* START RAW DATA *

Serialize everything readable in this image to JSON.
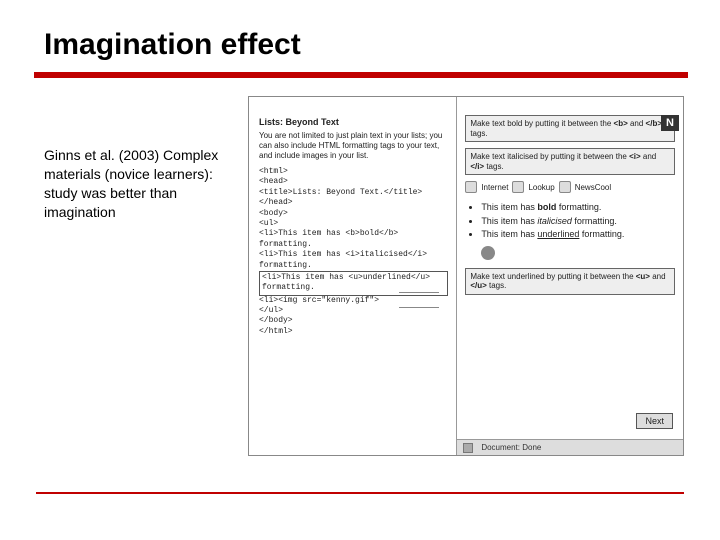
{
  "title": "Imagination effect",
  "left_text": "Ginns et al. (2003) Complex materials (novice learners): study was better than imagination",
  "screenshot": {
    "win_buttons": [
      "_",
      "□",
      "×"
    ],
    "n_badge": "N",
    "left_pane": {
      "title": "Lists: Beyond Text",
      "instruction": "You are not limited to just plain text in your lists; you can also include HTML formatting tags to your text, and include images in your list.",
      "code_lines": [
        "<html>",
        "<head>",
        "<title>Lists: Beyond Text.</title>",
        "</head>",
        "<body>",
        "<ul>",
        "<li>This item has <b>bold</b> formatting.",
        "<li>This item has <i>italicised</i> formatting.",
        "<li>This item has <u>underlined</u> formatting.",
        "<li><img src=\"kenny.gif\">",
        "</ul>",
        "</body>",
        "</html>"
      ],
      "boxed_line_index": 8
    },
    "right_pane": {
      "tips": [
        {
          "pre": "Make text bold by putting it between the ",
          "b1": "<b>",
          "mid": " and ",
          "b2": "</b>",
          "post": " tags."
        },
        {
          "pre": "Make text italicised by putting it between the ",
          "b1": "<i>",
          "mid": " and ",
          "b2": "</i>",
          "post": " tags."
        }
      ],
      "toolbar_items": [
        "Internet",
        "Lookup",
        "NewsCool"
      ],
      "bullets": [
        {
          "text_pre": "This item has ",
          "em": "bold",
          "em_style": "b",
          "text_post": " formatting."
        },
        {
          "text_pre": "This item has ",
          "em": "italicised",
          "em_style": "i",
          "text_post": " formatting."
        },
        {
          "text_pre": "This item has ",
          "em": "underlined",
          "em_style": "u",
          "text_post": " formatting."
        }
      ],
      "tip_underline": {
        "pre": "Make text underlined by putting it between the ",
        "b1": "<u>",
        "mid": " and ",
        "b2": "</u>",
        "post": " tags."
      },
      "next_label": "Next",
      "status_text": "Document: Done"
    }
  },
  "colors": {
    "accent": "#c00000",
    "background": "#ffffff",
    "panel_bg": "#f6f6f6",
    "border": "#888888"
  }
}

* END RAW DATA *

→ **DIRECTIVE**: Give back the entries verbatim. Do not include any picture.

→ **SOLUTION TO THIS TASK**:
Serialize everything readable in this image to JSON.
{
  "title": "Imagination effect",
  "left_text": "Ginns et al. (2003) Complex materials (novice learners): study was better than imagination",
  "screenshot": {
    "win_buttons": [
      "_",
      "□",
      "×"
    ],
    "n_badge": "N",
    "left_pane": {
      "title": "Lists: Beyond Text",
      "instruction": "You are not limited to just plain text in your lists; you can also include HTML formatting tags to your text, and include images in your list.",
      "code_lines": [
        "<html>",
        "<head>",
        "<title>Lists: Beyond Text.</title>",
        "</head>",
        "<body>",
        "<ul>",
        "<li>This item has <b>bold</b> formatting.",
        "<li>This item has <i>italicised</i> formatting.",
        "<li>This item has <u>underlined</u> formatting.",
        "<li><img src=\"kenny.gif\">",
        "</ul>",
        "</body>",
        "</html>"
      ],
      "boxed_line_index": 8
    },
    "right_pane": {
      "tips": [
        {
          "pre": "Make text bold by putting it between the ",
          "b1": "<b>",
          "mid": " and ",
          "b2": "</b>",
          "post": " tags."
        },
        {
          "pre": "Make text italicised by putting it between the ",
          "b1": "<i>",
          "mid": " and ",
          "b2": "</i>",
          "post": " tags."
        }
      ],
      "toolbar_items": [
        "Internet",
        "Lookup",
        "NewsCool"
      ],
      "bullets": [
        {
          "text_pre": "This item has ",
          "em": "bold",
          "em_style": "b",
          "text_post": " formatting."
        },
        {
          "text_pre": "This item has ",
          "em": "italicised",
          "em_style": "i",
          "text_post": " formatting."
        },
        {
          "text_pre": "This item has ",
          "em": "underlined",
          "em_style": "u",
          "text_post": " formatting."
        }
      ],
      "tip_underline": {
        "pre": "Make text underlined by putting it between the ",
        "b1": "<u>",
        "mid": " and ",
        "b2": "</u>",
        "post": " tags."
      },
      "next_label": "Next",
      "status_text": "Document: Done"
    }
  },
  "colors": {
    "accent": "#c00000",
    "background": "#ffffff",
    "panel_bg": "#f6f6f6",
    "border": "#888888"
  }
}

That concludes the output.